Instruction: Return each line of the listing that contains the string "оправки".

** START OF Exercise materials **

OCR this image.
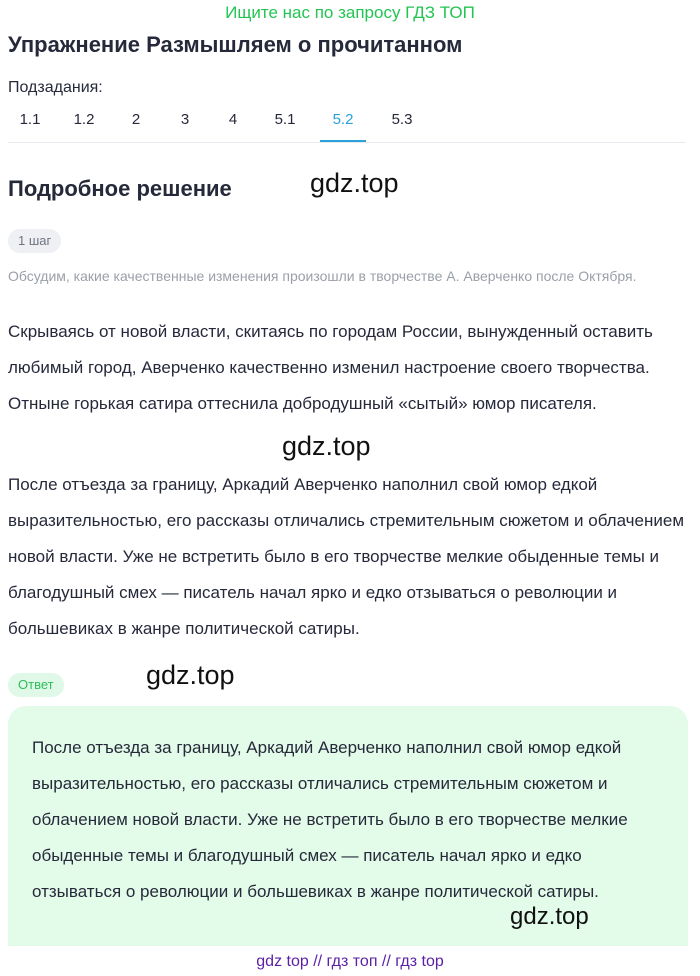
Ищите нас по запросу ГДЗ ТОП
Упражнение Размышляем о прочитанном
Подзадания:
1.1	1.2	2	3	4	5.1	5.2	5.3
Подробное решение	gdz.top
1 шаг
Обсудим, какие качественные изменения произошли в творчестве А. Аверченко после Октября.
Скрываясь от новой власти, скитаясь по городам России, вынужденный оставить любимый город, Аверченко качественно изменил настроение своего творчества. Отныне горькая сатира оттеснила добродушный «сытый» юмор писателя.
gdz.top
После отъезда за границу, Аркадий Аверченко наполнил свой юмор едкой выразительностью, его рассказы отличались стремительным сюжетом и облачением новой власти. Уже не встретить было в его творчестве мелкие обыденные темы и благодушный смех — писатель начал ярко и едко отзываться о революции и большевиках в жанре политической сатиры.
gdz.top
Ответ
После отъезда за границу, Аркадий Аверченко наполнил свой юмор едкой выразительностью, его рассказы отличались стремительным сюжетом и облачением новой власти. Уже не встретить было в его творчестве мелкие обыденные темы и благодушный смех — писатель начал ярко и едко отзываться о революции и большевиках в жанре политической сатиры.
gdz.top
gdz top // гдз топ // гдз top
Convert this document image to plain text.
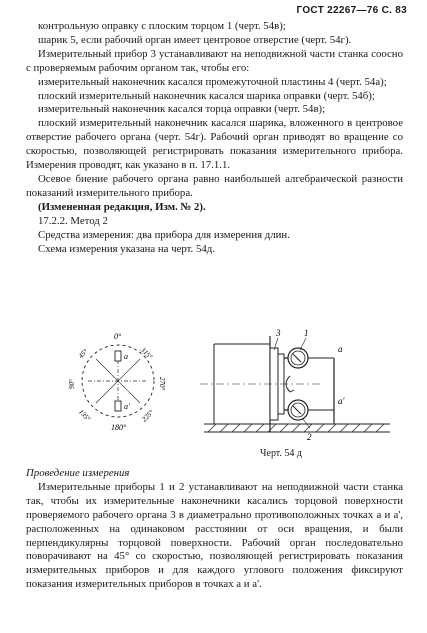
ГОСТ 22267—76 С. 83

контрольную оправку с плоским торцом 1 (черт. 54в);

шарик 5, если рабочий орган имеет центровое отверстие (черт. 54г).

Измерительный прибор 3 устанавливают на неподвижной части станка соосно с проверяемым рабочим органом так, чтобы его:

измерительный наконечник касался промежуточной пластины 4 (черт. 54а);

плоский измерительный наконечник касался шарика оправки (черт. 54б);

измерительный наконечник касался торца оправки (черт. 54в);

плоский измерительный наконечник касался шарика, вложенного в центровое отверстие рабочего органа (черт. 54г). Рабочий орган приводят во вращение со скоростью, позволяющей регистрировать показания измерительного прибора. Измерения проводят, как указано в п. 17.1.1.

Осевое биение рабочего органа равно наибольшей алгебраической разности показаний измерительного прибора.

(Измененная редакция, Изм. № 2).

17.2.2. Метод 2

Средства измерения: два прибора для измерения длин.

Схема измерения указана на черт. 54д.

0°
45°
90°
135°
180°
225°
270°
315°
a
a'
3	1
a
2
a'
Черт. 54 д

Проведение измерения

Измерительные приборы 1 и 2 устанавливают на неподвижной части станка так, чтобы их измерительные наконечники касались торцовой поверхности проверяемого рабочего органа 3 в диаметрально противоположных точках a и a', расположенных на одинаковом расстоянии от оси вращения, и были перпендикулярны торцовой поверхности. Рабочий орган последовательно поворачивают на 45° со скоростью, позволяющей регистрировать показания измерительных приборов и для каждого углового положения фиксируют показания измерительных приборов в точках a и a'.
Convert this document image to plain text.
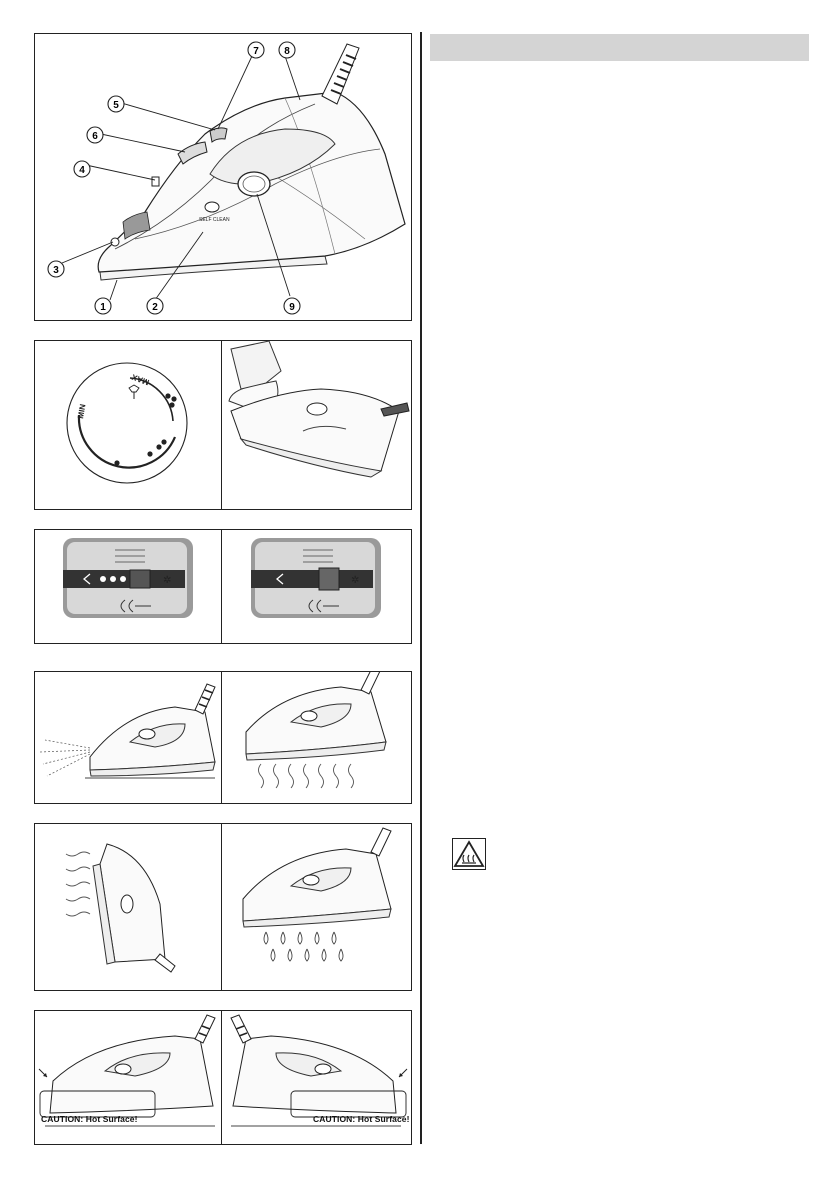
SELF CLEAN
1	2
3
4
5
6
7	8
9
MIN
MAX
✲	✲
CAUTION: Hot Surface!	CAUTION: Hot Surface!
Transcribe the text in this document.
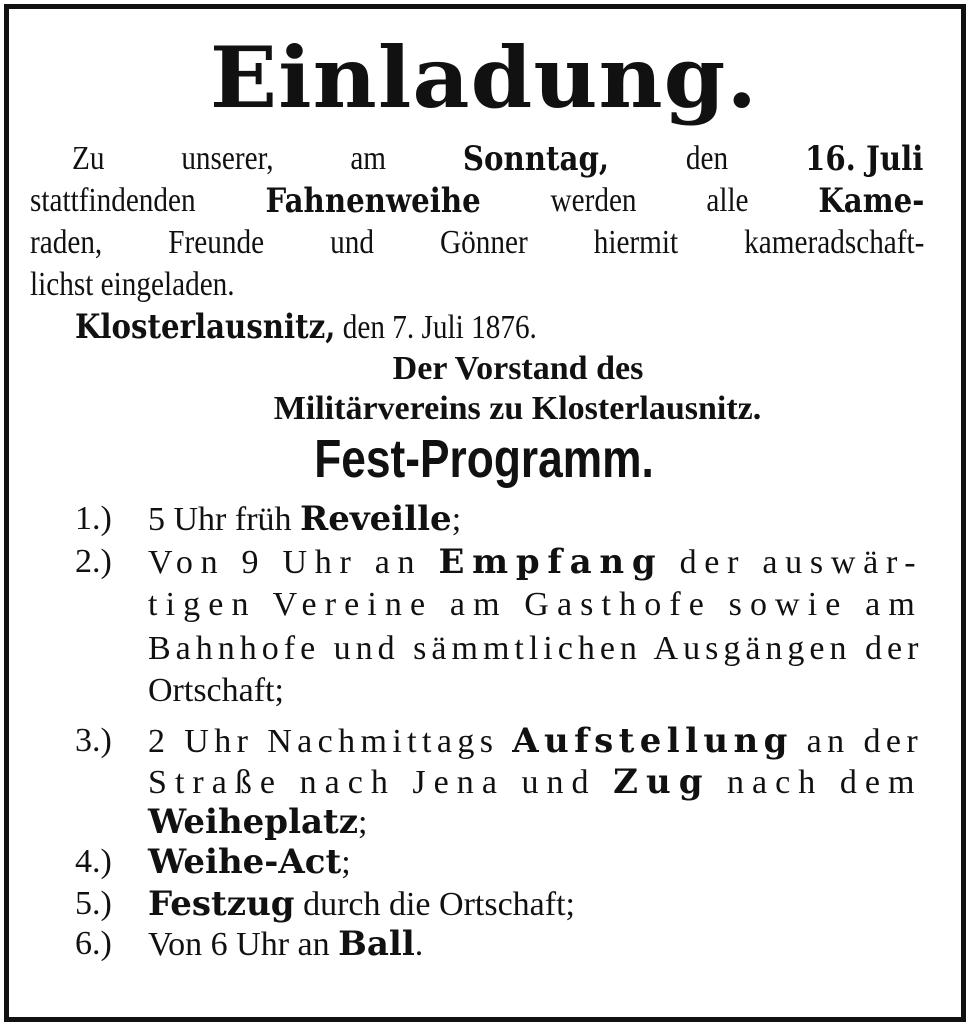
Einladung.
Zu unserer, am Sonntag, den 16. Juli
stattfindenden Fahnenweihe werden alle Kame-
raden, Freunde und Gönner hiermit kameradschaft-
lichst eingeladen.
Klosterlausnitz, den 7. Juli 1876.
Der Vorstand des
Militärvereins zu Klosterlausnitz.
Fest-Programm.
1.) 5 Uhr früh Reveille;
2.) Von 9 Uhr an Empfang der auswär-
tigen Vereine am Gasthofe sowie am
Bahnhofe und sämmtlichen Ausgängen der
Ortschaft;
3.) 2 Uhr Nachmittags Aufstellung an der
Straße nach Jena und Zug nach dem
Weiheplatz;
4.) Weihe-Act;
5.) Festzug durch die Ortschaft;
6.) Von 6 Uhr an Ball.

** END OF Exercise materials **

Correct output:
плоский измерительный наконечник касался шарика оправки (черт. 54б);
измерительный наконечник касался торца оправки (черт. 54в);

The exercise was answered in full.